Records supplied:
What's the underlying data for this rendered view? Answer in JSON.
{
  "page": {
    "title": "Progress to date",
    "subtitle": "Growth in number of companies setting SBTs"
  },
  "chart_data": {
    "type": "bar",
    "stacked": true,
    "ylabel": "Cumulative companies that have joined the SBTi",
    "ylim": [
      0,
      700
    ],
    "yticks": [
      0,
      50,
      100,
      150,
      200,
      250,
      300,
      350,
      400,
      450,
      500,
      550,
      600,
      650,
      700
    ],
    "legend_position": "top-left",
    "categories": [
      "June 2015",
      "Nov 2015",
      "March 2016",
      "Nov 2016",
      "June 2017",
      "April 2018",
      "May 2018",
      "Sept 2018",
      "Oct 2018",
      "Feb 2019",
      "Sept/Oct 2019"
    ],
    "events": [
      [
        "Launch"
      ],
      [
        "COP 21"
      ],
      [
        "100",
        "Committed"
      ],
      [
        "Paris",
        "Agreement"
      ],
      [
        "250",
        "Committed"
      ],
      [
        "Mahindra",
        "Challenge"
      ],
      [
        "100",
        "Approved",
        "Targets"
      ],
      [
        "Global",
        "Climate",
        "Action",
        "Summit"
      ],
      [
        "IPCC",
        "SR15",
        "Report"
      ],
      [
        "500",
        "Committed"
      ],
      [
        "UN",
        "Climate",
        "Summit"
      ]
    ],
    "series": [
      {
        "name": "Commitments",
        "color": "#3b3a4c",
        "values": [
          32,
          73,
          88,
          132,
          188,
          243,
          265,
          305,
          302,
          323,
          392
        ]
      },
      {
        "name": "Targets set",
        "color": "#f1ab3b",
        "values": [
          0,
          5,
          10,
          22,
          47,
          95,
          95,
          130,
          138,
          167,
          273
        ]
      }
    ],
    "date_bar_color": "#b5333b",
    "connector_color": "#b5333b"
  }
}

Set exercise: Recopy the entries above exactly, with every line included.

Result of this task:
What's the underlying data for this rendered view? Answer in JSON.
{
  "page": {
    "title": "Progress to date",
    "subtitle": "Growth in number of companies setting SBTs"
  },
  "chart_data": {
    "type": "bar",
    "stacked": true,
    "ylabel": "Cumulative companies that have joined the SBTi",
    "ylim": [
      0,
      700
    ],
    "yticks": [
      0,
      50,
      100,
      150,
      200,
      250,
      300,
      350,
      400,
      450,
      500,
      550,
      600,
      650,
      700
    ],
    "legend_position": "top-left",
    "categories": [
      "June 2015",
      "Nov 2015",
      "March 2016",
      "Nov 2016",
      "June 2017",
      "April 2018",
      "May 2018",
      "Sept 2018",
      "Oct 2018",
      "Feb 2019",
      "Sept/Oct 2019"
    ],
    "events": [
      [
        "Launch"
      ],
      [
        "COP 21"
      ],
      [
        "100",
        "Committed"
      ],
      [
        "Paris",
        "Agreement"
      ],
      [
        "250",
        "Committed"
      ],
      [
        "Mahindra",
        "Challenge"
      ],
      [
        "100",
        "Approved",
        "Targets"
      ],
      [
        "Global",
        "Climate",
        "Action",
        "Summit"
      ],
      [
        "IPCC",
        "SR15",
        "Report"
      ],
      [
        "500",
        "Committed"
      ],
      [
        "UN",
        "Climate",
        "Summit"
      ]
    ],
    "series": [
      {
        "name": "Commitments",
        "color": "#3b3a4c",
        "values": [
          32,
          73,
          88,
          132,
          188,
          243,
          265,
          305,
          302,
          323,
          392
        ]
      },
      {
        "name": "Targets set",
        "color": "#f1ab3b",
        "values": [
          0,
          5,
          10,
          22,
          47,
          95,
          95,
          130,
          138,
          167,
          273
        ]
      }
    ],
    "date_bar_color": "#b5333b",
    "connector_color": "#b5333b"
  }
}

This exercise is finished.